Answer these from the NextCloud text:
1. What is the minimum RAM that the NextCloud 12 documentation requires?
2. How much SSD disk space comes with a 1GB DO VPS?
3. What does Google Drive charge for 1TB of storage?

▶ Selection:
_ _ _ _ _
This is my Project Lancelot: setting up a local storage server.

NextCloud

NextCloud shines as the replacement for Google Drive. For personal use, it does not need a lot of resources. Its documentation for NextCloud 12 says that it requires a minimum of 128MB RAM, but they recommend 512MB for more legroom. Translating this resource usage into monthly commitment, a user will only need to pay $5/month (US Dollar) for a 1GB virtual private server (VPS) on Digital Ocean (DO) or $2.50/month for a Vultr VPS with 512MB RAM capacity.

A 1GB DO VPS comes with 25GB (fast) SSD disk space. If latency is a concern, DO has its datacenters on (almost?) all geographic continents, for example users in Malaysia can use their Singapore datacenter. 25GB is a good size of storage for just storing office documents (Word, PowerPoint, Excel, PDF, etc.) but it could be a little too tight to store raw data generated from scientific instruments.

This is an area where NextCloud has an edge over some alternatives (as far as I know). NextCloud officially supports Amazon Simple Storage Service (AWS S3), perhaps the most popular mass object storage offering (but not necessarily the cheapest).

I have been using AWS S3 for a few years already, storing around 10GB of files online mostly from my photography side gigs. I have never paid more than $1/month. However, AWS pricing scheme (in general) is a bit confusing where it depends on the geographic region you choose to store you data, but the difference is not massive, e.g. standard storage in North Virginia is $0.023/GB data vs. $0.025/GB in Singapore.

Similar to Google Drive, NextCloud sync client can be installed on major operating systems and also available on most mobile platforms. Worth noting that NextCloud has a good amount of plugins to extend its functionality, for example there are RSS feedreader, todo app, calendar app, etc.

Thus, combining both NextCloud on a $5/month DO VPS with low-cost and virtually unlimited storage on AWS S3, this can be a really powerful setup as an offsite cloud-based file sync/backup. For a quick comparison, Google Drive offers 1TB storage at $9.99/month and Microsoft OneDrive offers its Office 365 Personal that comes with 1TB storage plus Office applications at $69.99/year.

Comparing NextCloud with similar self-hosted counterparts, there are Seafile and Pydio, among others.
_ _ _ _ _
▶ Data segment:
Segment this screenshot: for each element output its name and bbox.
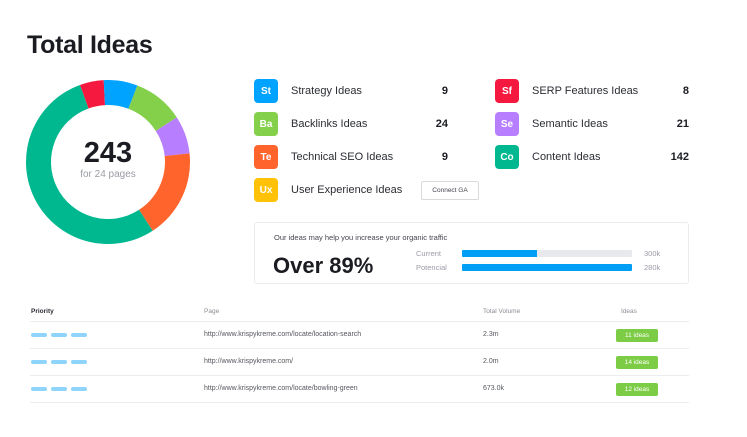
_ _ _ _ _
▶ The response:
1. 128MB
2. 25GB
3. $9.99/month